* [What you have to do]: Copy each of the lines below word for word, leaving out the pictures.

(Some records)
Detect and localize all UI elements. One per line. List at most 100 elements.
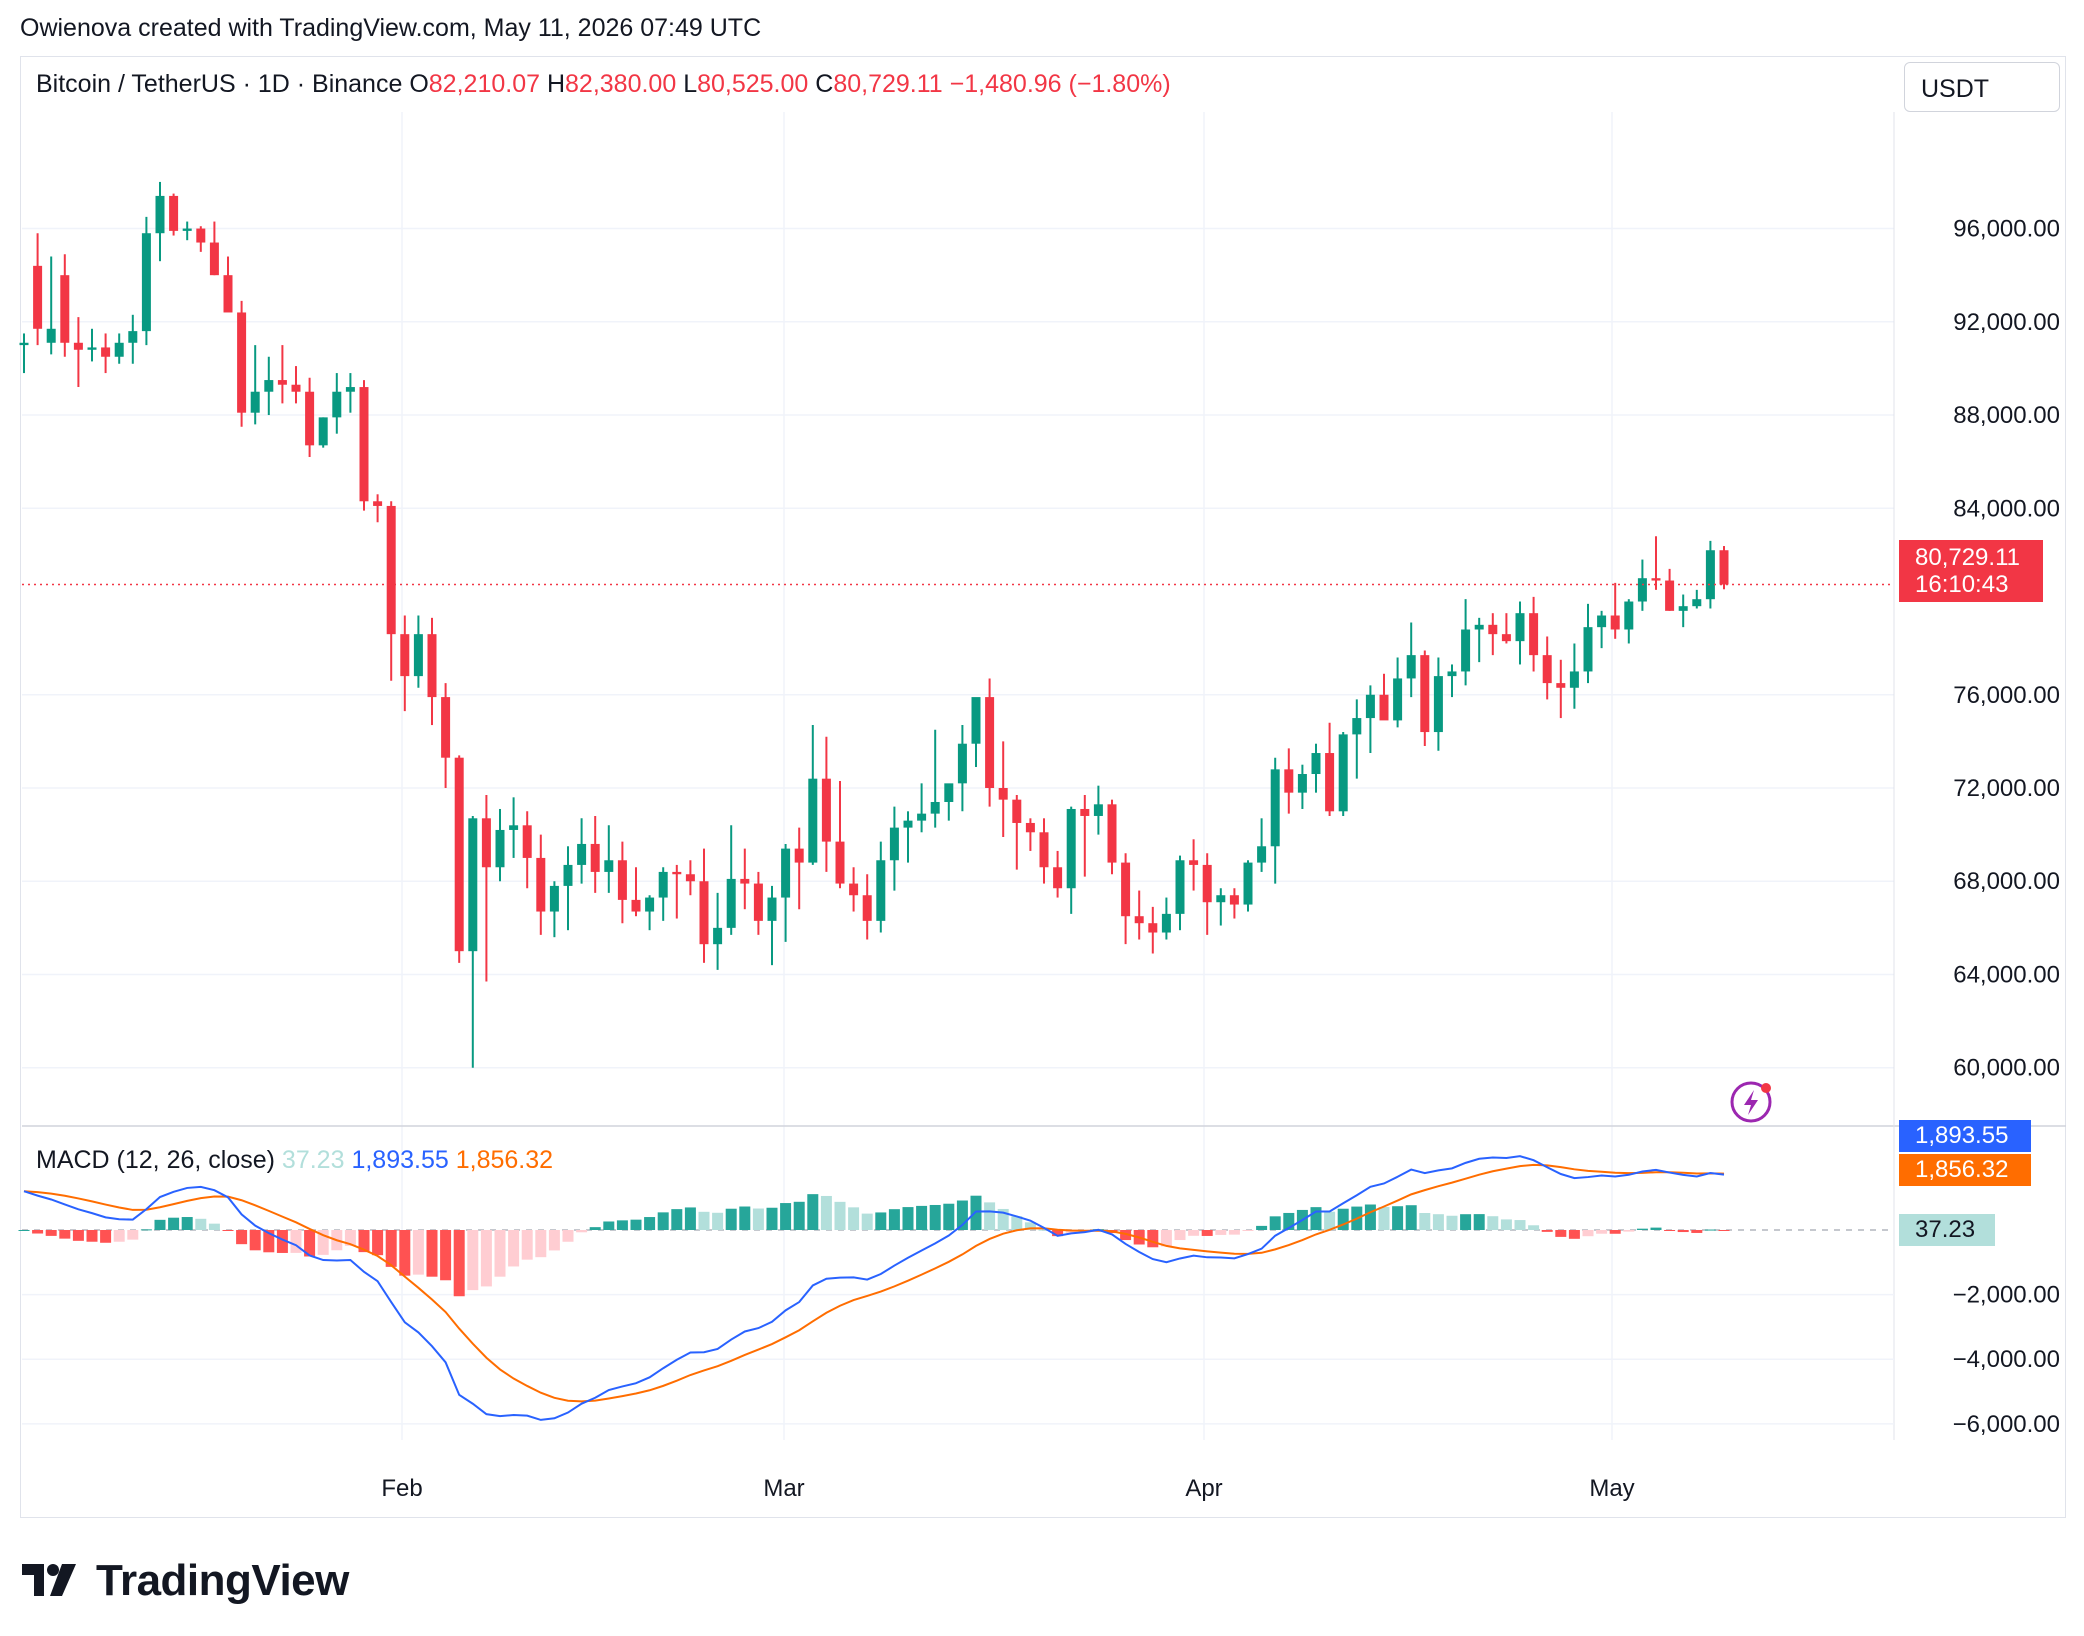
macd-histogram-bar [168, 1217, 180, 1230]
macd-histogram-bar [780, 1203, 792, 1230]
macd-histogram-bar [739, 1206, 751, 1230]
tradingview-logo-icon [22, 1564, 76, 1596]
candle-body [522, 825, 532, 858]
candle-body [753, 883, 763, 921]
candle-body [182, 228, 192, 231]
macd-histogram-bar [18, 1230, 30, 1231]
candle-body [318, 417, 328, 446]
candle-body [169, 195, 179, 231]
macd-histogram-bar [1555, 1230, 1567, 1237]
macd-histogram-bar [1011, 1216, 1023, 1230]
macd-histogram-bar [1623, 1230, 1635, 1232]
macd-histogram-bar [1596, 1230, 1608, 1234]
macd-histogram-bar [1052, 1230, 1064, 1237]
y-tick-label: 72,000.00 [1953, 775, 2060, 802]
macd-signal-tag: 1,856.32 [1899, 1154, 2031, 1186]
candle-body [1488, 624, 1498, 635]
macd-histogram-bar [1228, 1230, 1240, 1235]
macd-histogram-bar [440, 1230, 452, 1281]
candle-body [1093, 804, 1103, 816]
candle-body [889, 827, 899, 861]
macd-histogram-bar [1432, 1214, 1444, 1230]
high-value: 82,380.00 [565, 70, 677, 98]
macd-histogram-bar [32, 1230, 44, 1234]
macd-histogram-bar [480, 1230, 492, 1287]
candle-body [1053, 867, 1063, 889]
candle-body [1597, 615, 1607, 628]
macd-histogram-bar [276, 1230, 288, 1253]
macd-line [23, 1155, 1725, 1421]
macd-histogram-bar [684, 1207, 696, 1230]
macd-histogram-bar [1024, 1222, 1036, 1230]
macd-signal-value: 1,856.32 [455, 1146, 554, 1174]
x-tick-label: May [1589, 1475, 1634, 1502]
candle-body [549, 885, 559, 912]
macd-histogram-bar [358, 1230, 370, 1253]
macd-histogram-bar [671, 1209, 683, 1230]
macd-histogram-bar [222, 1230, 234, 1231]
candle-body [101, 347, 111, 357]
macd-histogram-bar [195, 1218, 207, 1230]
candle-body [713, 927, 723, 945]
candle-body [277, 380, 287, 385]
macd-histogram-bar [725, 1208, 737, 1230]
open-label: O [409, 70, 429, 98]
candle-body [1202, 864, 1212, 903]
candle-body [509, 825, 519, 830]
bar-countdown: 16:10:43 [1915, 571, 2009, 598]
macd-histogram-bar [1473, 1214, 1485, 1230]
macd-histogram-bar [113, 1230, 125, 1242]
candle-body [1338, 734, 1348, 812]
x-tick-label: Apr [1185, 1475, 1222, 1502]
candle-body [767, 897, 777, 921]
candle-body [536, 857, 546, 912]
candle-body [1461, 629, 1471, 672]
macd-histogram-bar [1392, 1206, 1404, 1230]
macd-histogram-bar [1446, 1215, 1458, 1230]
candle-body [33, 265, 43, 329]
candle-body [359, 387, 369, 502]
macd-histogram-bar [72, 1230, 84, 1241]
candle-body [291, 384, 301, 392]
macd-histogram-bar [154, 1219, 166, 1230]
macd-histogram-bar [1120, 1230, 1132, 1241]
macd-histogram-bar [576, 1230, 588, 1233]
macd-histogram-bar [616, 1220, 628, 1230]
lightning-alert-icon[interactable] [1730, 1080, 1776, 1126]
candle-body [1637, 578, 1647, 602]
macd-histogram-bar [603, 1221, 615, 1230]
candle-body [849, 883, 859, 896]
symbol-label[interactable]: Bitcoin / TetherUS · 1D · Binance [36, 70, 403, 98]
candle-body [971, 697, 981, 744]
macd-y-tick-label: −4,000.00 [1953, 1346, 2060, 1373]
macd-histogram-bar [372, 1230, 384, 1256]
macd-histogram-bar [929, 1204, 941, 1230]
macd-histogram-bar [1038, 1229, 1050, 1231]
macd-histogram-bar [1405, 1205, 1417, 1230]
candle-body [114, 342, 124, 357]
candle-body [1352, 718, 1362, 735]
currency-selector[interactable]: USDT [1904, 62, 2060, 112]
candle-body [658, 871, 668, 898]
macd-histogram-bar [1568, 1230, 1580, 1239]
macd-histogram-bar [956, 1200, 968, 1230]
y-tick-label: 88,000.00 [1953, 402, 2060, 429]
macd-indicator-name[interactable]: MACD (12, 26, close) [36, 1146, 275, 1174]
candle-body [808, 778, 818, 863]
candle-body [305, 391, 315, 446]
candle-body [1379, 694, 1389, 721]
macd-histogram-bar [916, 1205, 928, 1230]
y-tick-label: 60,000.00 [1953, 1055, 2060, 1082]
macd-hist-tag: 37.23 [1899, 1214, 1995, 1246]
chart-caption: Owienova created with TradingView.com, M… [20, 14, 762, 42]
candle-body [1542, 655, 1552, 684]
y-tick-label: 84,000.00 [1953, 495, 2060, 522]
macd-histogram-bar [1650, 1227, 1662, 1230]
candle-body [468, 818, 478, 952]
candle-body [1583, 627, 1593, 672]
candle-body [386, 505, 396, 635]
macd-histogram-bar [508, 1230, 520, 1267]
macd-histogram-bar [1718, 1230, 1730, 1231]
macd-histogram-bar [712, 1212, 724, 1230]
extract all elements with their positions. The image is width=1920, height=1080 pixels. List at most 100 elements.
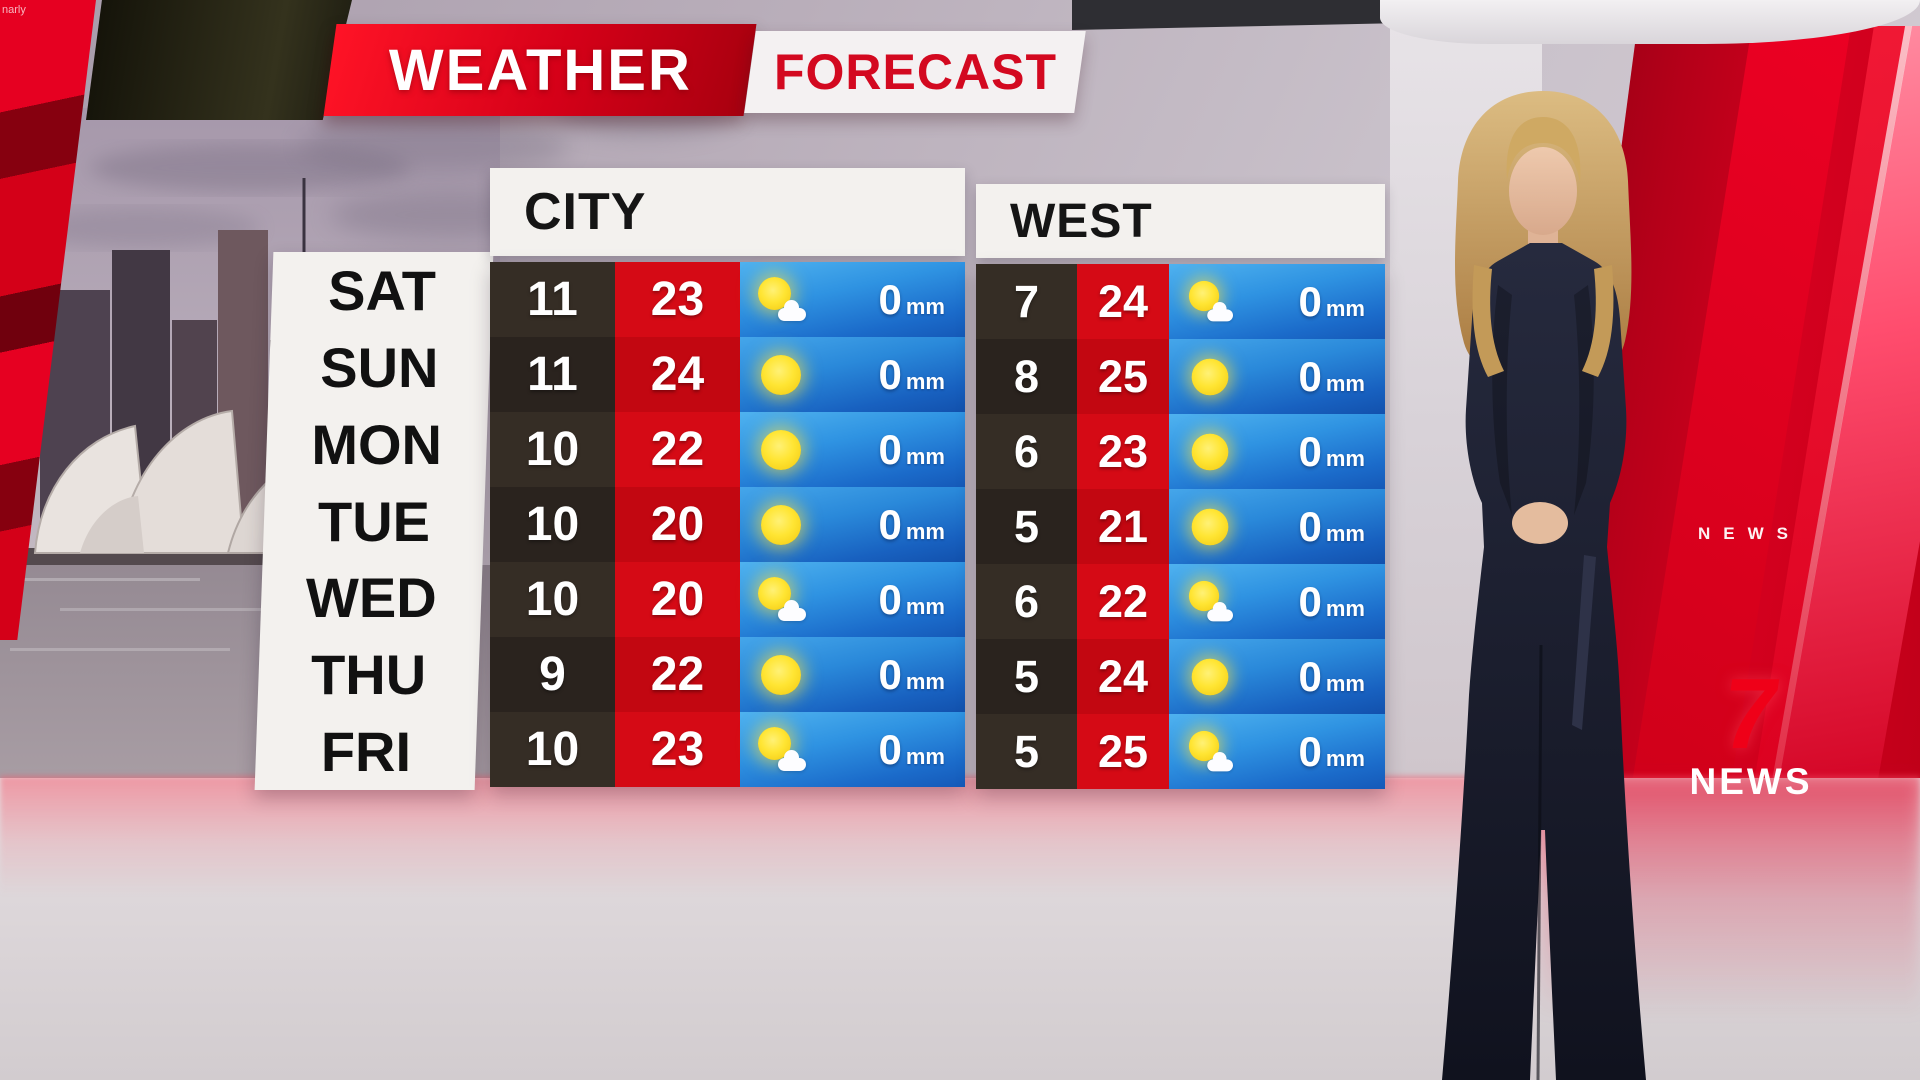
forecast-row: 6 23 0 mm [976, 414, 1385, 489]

* [Complete response]:
Detect and localize all UI elements. One per line. List at most 100 elements.
macd-histogram-bar [168, 1217, 180, 1230]
macd-histogram-bar [780, 1203, 792, 1230]
macd-histogram-bar [739, 1206, 751, 1230]
tradingview-logo-icon [22, 1564, 76, 1596]
candle-body [522, 825, 532, 858]
candle-body [753, 883, 763, 921]
candle-body [182, 228, 192, 231]
macd-histogram-bar [18, 1230, 30, 1231]
candle-body [318, 417, 328, 446]
candle-body [169, 195, 179, 231]
macd-histogram-bar [1555, 1230, 1567, 1237]
macd-histogram-bar [1011, 1216, 1023, 1230]
macd-histogram-bar [1623, 1230, 1635, 1232]
macd-histogram-bar [1596, 1230, 1608, 1234]
macd-histogram-bar [1052, 1230, 1064, 1237]
y-tick-label: 72,000.00 [1953, 775, 2060, 802]
macd-signal-tag: 1,856.32 [1899, 1154, 2031, 1186]
candle-body [1488, 624, 1498, 635]
macd-histogram-bar [1228, 1230, 1240, 1235]
macd-histogram-bar [440, 1230, 452, 1281]
candle-body [1093, 804, 1103, 816]
candle-body [889, 827, 899, 861]
macd-histogram-bar [1432, 1214, 1444, 1230]
high-value: 82,380.00 [565, 70, 677, 98]
macd-histogram-bar [32, 1230, 44, 1234]
macd-histogram-bar [480, 1230, 492, 1287]
candle-body [1053, 867, 1063, 889]
candle-body [1597, 615, 1607, 628]
macd-histogram-bar [276, 1230, 288, 1253]
macd-line [23, 1155, 1725, 1421]
macd-histogram-bar [684, 1207, 696, 1230]
macd-histogram-bar [1024, 1222, 1036, 1230]
macd-signal-value: 1,856.32 [455, 1146, 554, 1174]
x-tick-label: May [1589, 1475, 1634, 1502]
candle-body [549, 885, 559, 912]
macd-histogram-bar [358, 1230, 370, 1253]
macd-histogram-bar [671, 1209, 683, 1230]
macd-histogram-bar [222, 1230, 234, 1231]
candle-body [101, 347, 111, 357]
macd-histogram-bar [195, 1218, 207, 1230]
candle-body [713, 927, 723, 945]
candle-body [277, 380, 287, 385]
macd-histogram-bar [725, 1208, 737, 1230]
open-label: O [409, 70, 429, 98]
candle-body [1202, 864, 1212, 903]
candle-body [509, 825, 519, 830]
bar-countdown: 16:10:43 [1915, 571, 2009, 598]
macd-histogram-bar [1473, 1214, 1485, 1230]
macd-histogram-bar [113, 1230, 125, 1242]
candle-body [1338, 734, 1348, 812]
x-tick-label: Apr [1185, 1475, 1222, 1502]
candle-body [767, 897, 777, 921]
candle-body [536, 857, 546, 912]
candle-body [1461, 629, 1471, 672]
macd-histogram-bar [1392, 1206, 1404, 1230]
macd-histogram-bar [1446, 1215, 1458, 1230]
candle-body [33, 265, 43, 329]
candle-body [359, 387, 369, 502]
macd-histogram-bar [72, 1230, 84, 1241]
candle-body [291, 384, 301, 392]
macd-histogram-bar [154, 1219, 166, 1230]
macd-histogram-bar [1120, 1230, 1132, 1241]
macd-histogram-bar [576, 1230, 588, 1233]
macd-histogram-bar [616, 1220, 628, 1230]
lightning-alert-icon[interactable] [1730, 1080, 1776, 1126]
candle-body [1637, 578, 1647, 602]
macd-histogram-bar [603, 1221, 615, 1230]
candle-body [849, 883, 859, 896]
symbol-label[interactable]: Bitcoin / TetherUS · 1D · Binance [36, 70, 403, 98]
candle-body [971, 697, 981, 744]
macd-y-tick-label: −4,000.00 [1953, 1346, 2060, 1373]
macd-histogram-bar [372, 1230, 384, 1256]
macd-histogram-bar [929, 1204, 941, 1230]
macd-histogram-bar [1038, 1229, 1050, 1231]
macd-histogram-bar [1405, 1205, 1417, 1230]
candle-body [114, 342, 124, 357]
candle-body [1352, 718, 1362, 735]
currency-selector[interactable]: USDT [1904, 62, 2060, 112]
candle-body [658, 871, 668, 898]
macd-histogram-bar [1568, 1230, 1580, 1239]
macd-histogram-bar [956, 1200, 968, 1230]
y-tick-label: 88,000.00 [1953, 402, 2060, 429]
macd-indicator-name[interactable]: MACD (12, 26, close) [36, 1146, 275, 1174]
candle-body [808, 778, 818, 863]
candle-body [305, 391, 315, 446]
candle-body [1379, 694, 1389, 721]
macd-histogram-bar [916, 1205, 928, 1230]
y-tick-label: 60,000.00 [1953, 1055, 2060, 1082]
macd-hist-tag: 37.23 [1899, 1214, 1995, 1246]
chart-caption: Owienova created with TradingView.com, M… [20, 14, 762, 42]
candle-body [1542, 655, 1552, 684]
y-tick-label: 84,000.00 [1953, 495, 2060, 522]
macd-histogram-bar [1650, 1227, 1662, 1230]
candle-body [468, 818, 478, 952]
candle-body [1583, 627, 1593, 672]
candle-body [386, 505, 396, 635]
macd-histogram-bar [508, 1230, 520, 1267]
macd-histogram-bar [1718, 1230, 1730, 1231]
macd-histogram-bar [712, 1212, 724, 1230]
extract all elements with their positions. The image is width=1920, height=1080 pixels. List at most 100 elements.
forecast-row: 6 23 0 mm [976, 414, 1385, 489]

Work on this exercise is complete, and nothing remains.